-------- RAW DATA --------
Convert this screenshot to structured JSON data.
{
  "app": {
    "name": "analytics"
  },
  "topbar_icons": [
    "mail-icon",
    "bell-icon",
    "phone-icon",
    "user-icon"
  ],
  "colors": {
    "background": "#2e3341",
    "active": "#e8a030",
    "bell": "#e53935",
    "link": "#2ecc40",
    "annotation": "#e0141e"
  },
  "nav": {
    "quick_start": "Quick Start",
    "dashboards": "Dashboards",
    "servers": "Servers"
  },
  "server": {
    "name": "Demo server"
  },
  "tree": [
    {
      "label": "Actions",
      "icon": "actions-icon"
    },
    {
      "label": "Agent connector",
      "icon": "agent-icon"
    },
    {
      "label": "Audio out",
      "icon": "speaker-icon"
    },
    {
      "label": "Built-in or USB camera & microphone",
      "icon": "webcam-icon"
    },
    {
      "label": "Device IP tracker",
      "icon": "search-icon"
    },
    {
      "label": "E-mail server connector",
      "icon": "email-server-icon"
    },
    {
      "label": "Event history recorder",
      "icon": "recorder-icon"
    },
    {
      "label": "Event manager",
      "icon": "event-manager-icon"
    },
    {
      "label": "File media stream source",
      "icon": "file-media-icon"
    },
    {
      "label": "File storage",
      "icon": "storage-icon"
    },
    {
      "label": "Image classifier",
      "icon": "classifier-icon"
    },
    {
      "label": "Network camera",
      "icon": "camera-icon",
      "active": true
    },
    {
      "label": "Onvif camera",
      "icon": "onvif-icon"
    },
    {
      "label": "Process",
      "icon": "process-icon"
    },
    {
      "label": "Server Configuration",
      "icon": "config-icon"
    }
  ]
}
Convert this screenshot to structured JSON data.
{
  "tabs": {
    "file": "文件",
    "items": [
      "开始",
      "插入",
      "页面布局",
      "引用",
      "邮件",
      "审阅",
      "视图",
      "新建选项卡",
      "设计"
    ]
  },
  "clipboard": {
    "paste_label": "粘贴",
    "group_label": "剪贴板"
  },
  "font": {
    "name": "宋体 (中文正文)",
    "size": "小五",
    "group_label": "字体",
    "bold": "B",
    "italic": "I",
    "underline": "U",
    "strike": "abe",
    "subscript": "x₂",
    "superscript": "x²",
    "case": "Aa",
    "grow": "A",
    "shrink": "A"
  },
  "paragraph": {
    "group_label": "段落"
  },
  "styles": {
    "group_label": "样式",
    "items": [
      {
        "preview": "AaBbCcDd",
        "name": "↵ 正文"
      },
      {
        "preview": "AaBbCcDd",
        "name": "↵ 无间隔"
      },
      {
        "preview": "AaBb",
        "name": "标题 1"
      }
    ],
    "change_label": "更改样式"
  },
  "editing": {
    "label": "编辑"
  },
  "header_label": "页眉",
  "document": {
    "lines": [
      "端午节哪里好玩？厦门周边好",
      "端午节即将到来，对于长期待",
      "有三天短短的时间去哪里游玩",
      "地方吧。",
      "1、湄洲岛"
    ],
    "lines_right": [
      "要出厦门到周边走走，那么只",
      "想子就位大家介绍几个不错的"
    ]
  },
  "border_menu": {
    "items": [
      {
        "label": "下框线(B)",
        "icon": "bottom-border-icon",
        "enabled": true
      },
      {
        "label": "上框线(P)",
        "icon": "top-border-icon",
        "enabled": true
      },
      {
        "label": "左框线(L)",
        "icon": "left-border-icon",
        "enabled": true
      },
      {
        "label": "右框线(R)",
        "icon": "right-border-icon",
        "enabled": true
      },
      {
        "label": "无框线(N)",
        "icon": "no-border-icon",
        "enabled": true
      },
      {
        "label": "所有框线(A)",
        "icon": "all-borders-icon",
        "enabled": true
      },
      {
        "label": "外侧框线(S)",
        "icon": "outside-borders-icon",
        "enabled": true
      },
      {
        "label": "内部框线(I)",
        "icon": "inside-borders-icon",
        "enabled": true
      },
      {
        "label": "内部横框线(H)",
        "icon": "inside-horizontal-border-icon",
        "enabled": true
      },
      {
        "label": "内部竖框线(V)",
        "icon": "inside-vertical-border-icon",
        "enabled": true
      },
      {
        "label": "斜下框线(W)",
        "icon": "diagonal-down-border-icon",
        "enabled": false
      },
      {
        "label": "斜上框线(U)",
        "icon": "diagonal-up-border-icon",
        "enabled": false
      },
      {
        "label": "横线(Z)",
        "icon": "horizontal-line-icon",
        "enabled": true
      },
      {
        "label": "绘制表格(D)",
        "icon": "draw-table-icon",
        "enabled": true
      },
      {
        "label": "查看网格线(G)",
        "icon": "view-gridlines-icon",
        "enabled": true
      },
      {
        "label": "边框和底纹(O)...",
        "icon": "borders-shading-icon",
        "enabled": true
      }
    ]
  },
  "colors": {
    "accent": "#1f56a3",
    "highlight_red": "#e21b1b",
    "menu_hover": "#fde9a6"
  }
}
--------
*OBJECTIVE*
Copy every line verbatim.

*RESULT OF THE TASK*
Convert this screenshot to structured JSON data.
{
  "app": {
    "name": "analytics"
  },
  "topbar_icons": [
    "mail-icon",
    "bell-icon",
    "phone-icon",
    "user-icon"
  ],
  "colors": {
    "background": "#2e3341",
    "active": "#e8a030",
    "bell": "#e53935",
    "link": "#2ecc40",
    "annotation": "#e0141e"
  },
  "nav": {
    "quick_start": "Quick Start",
    "dashboards": "Dashboards",
    "servers": "Servers"
  },
  "server": {
    "name": "Demo server"
  },
  "tree": [
    {
      "label": "Actions",
      "icon": "actions-icon"
    },
    {
      "label": "Agent connector",
      "icon": "agent-icon"
    },
    {
      "label": "Audio out",
      "icon": "speaker-icon"
    },
    {
      "label": "Built-in or USB camera & microphone",
      "icon": "webcam-icon"
    },
    {
      "label": "Device IP tracker",
      "icon": "search-icon"
    },
    {
      "label": "E-mail server connector",
      "icon": "email-server-icon"
    },
    {
      "label": "Event history recorder",
      "icon": "recorder-icon"
    },
    {
      "label": "Event manager",
      "icon": "event-manager-icon"
    },
    {
      "label": "File media stream source",
      "icon": "file-media-icon"
    },
    {
      "label": "File storage",
      "icon": "storage-icon"
    },
    {
      "label": "Image classifier",
      "icon": "classifier-icon"
    },
    {
      "label": "Network camera",
      "icon": "camera-icon",
      "active": true
    },
    {
      "label": "Onvif camera",
      "icon": "onvif-icon"
    },
    {
      "label": "Process",
      "icon": "process-icon"
    },
    {
      "label": "Server Configuration",
      "icon": "config-icon"
    }
  ]
}
Convert this screenshot to structured JSON data.
{
  "tabs": {
    "file": "文件",
    "items": [
      "开始",
      "插入",
      "页面布局",
      "引用",
      "邮件",
      "审阅",
      "视图",
      "新建选项卡",
      "设计"
    ]
  },
  "clipboard": {
    "paste_label": "粘贴",
    "group_label": "剪贴板"
  },
  "font": {
    "name": "宋体 (中文正文)",
    "size": "小五",
    "group_label": "字体",
    "bold": "B",
    "italic": "I",
    "underline": "U",
    "strike": "abe",
    "subscript": "x₂",
    "superscript": "x²",
    "case": "Aa",
    "grow": "A",
    "shrink": "A"
  },
  "paragraph": {
    "group_label": "段落"
  },
  "styles": {
    "group_label": "样式",
    "items": [
      {
        "preview": "AaBbCcDd",
        "name": "↵ 正文"
      },
      {
        "preview": "AaBbCcDd",
        "name": "↵ 无间隔"
      },
      {
        "preview": "AaBb",
        "name": "标题 1"
      }
    ],
    "change_label": "更改样式"
  },
  "editing": {
    "label": "编辑"
  },
  "header_label": "页眉",
  "document": {
    "lines": [
      "端午节哪里好玩？厦门周边好",
      "端午节即将到来，对于长期待",
      "有三天短短的时间去哪里游玩",
      "地方吧。",
      "1、湄洲岛"
    ],
    "lines_right": [
      "要出厦门到周边走走，那么只",
      "想子就位大家介绍几个不错的"
    ]
  },
  "border_menu": {
    "items": [
      {
        "label": "下框线(B)",
        "icon": "bottom-border-icon",
        "enabled": true
      },
      {
        "label": "上框线(P)",
        "icon": "top-border-icon",
        "enabled": true
      },
      {
        "label": "左框线(L)",
        "icon": "left-border-icon",
        "enabled": true
      },
      {
        "label": "右框线(R)",
        "icon": "right-border-icon",
        "enabled": true
      },
      {
        "label": "无框线(N)",
        "icon": "no-border-icon",
        "enabled": true
      },
      {
        "label": "所有框线(A)",
        "icon": "all-borders-icon",
        "enabled": true
      },
      {
        "label": "外侧框线(S)",
        "icon": "outside-borders-icon",
        "enabled": true
      },
      {
        "label": "内部框线(I)",
        "icon": "inside-borders-icon",
        "enabled": true
      },
      {
        "label": "内部横框线(H)",
        "icon": "inside-horizontal-border-icon",
        "enabled": true
      },
      {
        "label": "内部竖框线(V)",
        "icon": "inside-vertical-border-icon",
        "enabled": true
      },
      {
        "label": "斜下框线(W)",
        "icon": "diagonal-down-border-icon",
        "enabled": false
      },
      {
        "label": "斜上框线(U)",
        "icon": "diagonal-up-border-icon",
        "enabled": false
      },
      {
        "label": "横线(Z)",
        "icon": "horizontal-line-icon",
        "enabled": true
      },
      {
        "label": "绘制表格(D)",
        "icon": "draw-table-icon",
        "enabled": true
      },
      {
        "label": "查看网格线(G)",
        "icon": "view-gridlines-icon",
        "enabled": true
      },
      {
        "label": "边框和底纹(O)...",
        "icon": "borders-shading-icon",
        "enabled": true
      }
    ]
  },
  "colors": {
    "accent": "#1f56a3",
    "highlight_red": "#e21b1b",
    "menu_hover": "#fde9a6"
  }
}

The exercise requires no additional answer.